* **TO DO**: Would you return the complete listing below word for word?

* **MATERIALS PROVIDED**:

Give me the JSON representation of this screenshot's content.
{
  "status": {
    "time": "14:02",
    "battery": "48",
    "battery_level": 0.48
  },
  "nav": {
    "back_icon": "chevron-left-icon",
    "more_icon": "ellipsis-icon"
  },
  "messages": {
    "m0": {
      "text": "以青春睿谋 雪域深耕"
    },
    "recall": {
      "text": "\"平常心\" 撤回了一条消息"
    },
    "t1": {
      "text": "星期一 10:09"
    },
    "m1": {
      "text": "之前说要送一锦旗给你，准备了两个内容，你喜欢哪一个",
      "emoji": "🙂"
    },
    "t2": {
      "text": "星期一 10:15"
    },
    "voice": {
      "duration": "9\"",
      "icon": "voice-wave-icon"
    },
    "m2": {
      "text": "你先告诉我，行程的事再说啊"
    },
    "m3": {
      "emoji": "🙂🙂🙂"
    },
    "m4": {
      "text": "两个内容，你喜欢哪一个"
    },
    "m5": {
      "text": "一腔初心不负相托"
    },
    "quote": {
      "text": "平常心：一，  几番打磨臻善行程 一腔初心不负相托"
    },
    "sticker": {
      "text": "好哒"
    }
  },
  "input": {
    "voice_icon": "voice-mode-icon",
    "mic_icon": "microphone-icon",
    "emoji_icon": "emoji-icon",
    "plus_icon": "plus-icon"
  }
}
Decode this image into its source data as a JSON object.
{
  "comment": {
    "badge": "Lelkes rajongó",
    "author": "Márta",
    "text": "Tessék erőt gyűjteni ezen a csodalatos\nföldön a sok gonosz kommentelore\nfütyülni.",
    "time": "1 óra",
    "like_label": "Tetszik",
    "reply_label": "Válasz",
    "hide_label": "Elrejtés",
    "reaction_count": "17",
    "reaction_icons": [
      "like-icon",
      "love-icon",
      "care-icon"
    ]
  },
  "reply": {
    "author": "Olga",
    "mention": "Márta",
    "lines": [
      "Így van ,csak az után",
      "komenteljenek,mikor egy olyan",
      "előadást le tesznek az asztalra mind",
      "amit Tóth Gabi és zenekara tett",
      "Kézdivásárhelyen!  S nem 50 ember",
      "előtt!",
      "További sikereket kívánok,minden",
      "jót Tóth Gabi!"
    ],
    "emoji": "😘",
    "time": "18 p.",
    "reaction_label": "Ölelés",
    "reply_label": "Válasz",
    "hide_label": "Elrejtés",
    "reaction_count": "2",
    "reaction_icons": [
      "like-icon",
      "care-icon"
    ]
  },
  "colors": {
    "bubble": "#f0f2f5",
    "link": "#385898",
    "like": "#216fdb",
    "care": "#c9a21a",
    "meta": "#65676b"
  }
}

* **SOLUTION FOR THIS PROBLEM**:
Give me the JSON representation of this screenshot's content.
{
  "status": {
    "time": "14:02",
    "battery": "48",
    "battery_level": 0.48
  },
  "nav": {
    "back_icon": "chevron-left-icon",
    "more_icon": "ellipsis-icon"
  },
  "messages": {
    "m0": {
      "text": "以青春睿谋 雪域深耕"
    },
    "recall": {
      "text": "\"平常心\" 撤回了一条消息"
    },
    "t1": {
      "text": "星期一 10:09"
    },
    "m1": {
      "text": "之前说要送一锦旗给你，准备了两个内容，你喜欢哪一个",
      "emoji": "🙂"
    },
    "t2": {
      "text": "星期一 10:15"
    },
    "voice": {
      "duration": "9\"",
      "icon": "voice-wave-icon"
    },
    "m2": {
      "text": "你先告诉我，行程的事再说啊"
    },
    "m3": {
      "emoji": "🙂🙂🙂"
    },
    "m4": {
      "text": "两个内容，你喜欢哪一个"
    },
    "m5": {
      "text": "一腔初心不负相托"
    },
    "quote": {
      "text": "平常心：一，  几番打磨臻善行程 一腔初心不负相托"
    },
    "sticker": {
      "text": "好哒"
    }
  },
  "input": {
    "voice_icon": "voice-mode-icon",
    "mic_icon": "microphone-icon",
    "emoji_icon": "emoji-icon",
    "plus_icon": "plus-icon"
  }
}
Decode this image into its source data as a JSON object.
{
  "comment": {
    "badge": "Lelkes rajongó",
    "author": "Márta",
    "text": "Tessék erőt gyűjteni ezen a csodalatos\nföldön a sok gonosz kommentelore\nfütyülni.",
    "time": "1 óra",
    "like_label": "Tetszik",
    "reply_label": "Válasz",
    "hide_label": "Elrejtés",
    "reaction_count": "17",
    "reaction_icons": [
      "like-icon",
      "love-icon",
      "care-icon"
    ]
  },
  "reply": {
    "author": "Olga",
    "mention": "Márta",
    "lines": [
      "Így van ,csak az után",
      "komenteljenek,mikor egy olyan",
      "előadást le tesznek az asztalra mind",
      "amit Tóth Gabi és zenekara tett",
      "Kézdivásárhelyen!  S nem 50 ember",
      "előtt!",
      "További sikereket kívánok,minden",
      "jót Tóth Gabi!"
    ],
    "emoji": "😘",
    "time": "18 p.",
    "reaction_label": "Ölelés",
    "reply_label": "Válasz",
    "hide_label": "Elrejtés",
    "reaction_count": "2",
    "reaction_icons": [
      "like-icon",
      "care-icon"
    ]
  },
  "colors": {
    "bubble": "#f0f2f5",
    "link": "#385898",
    "like": "#216fdb",
    "care": "#c9a21a",
    "meta": "#65676b"
  }
}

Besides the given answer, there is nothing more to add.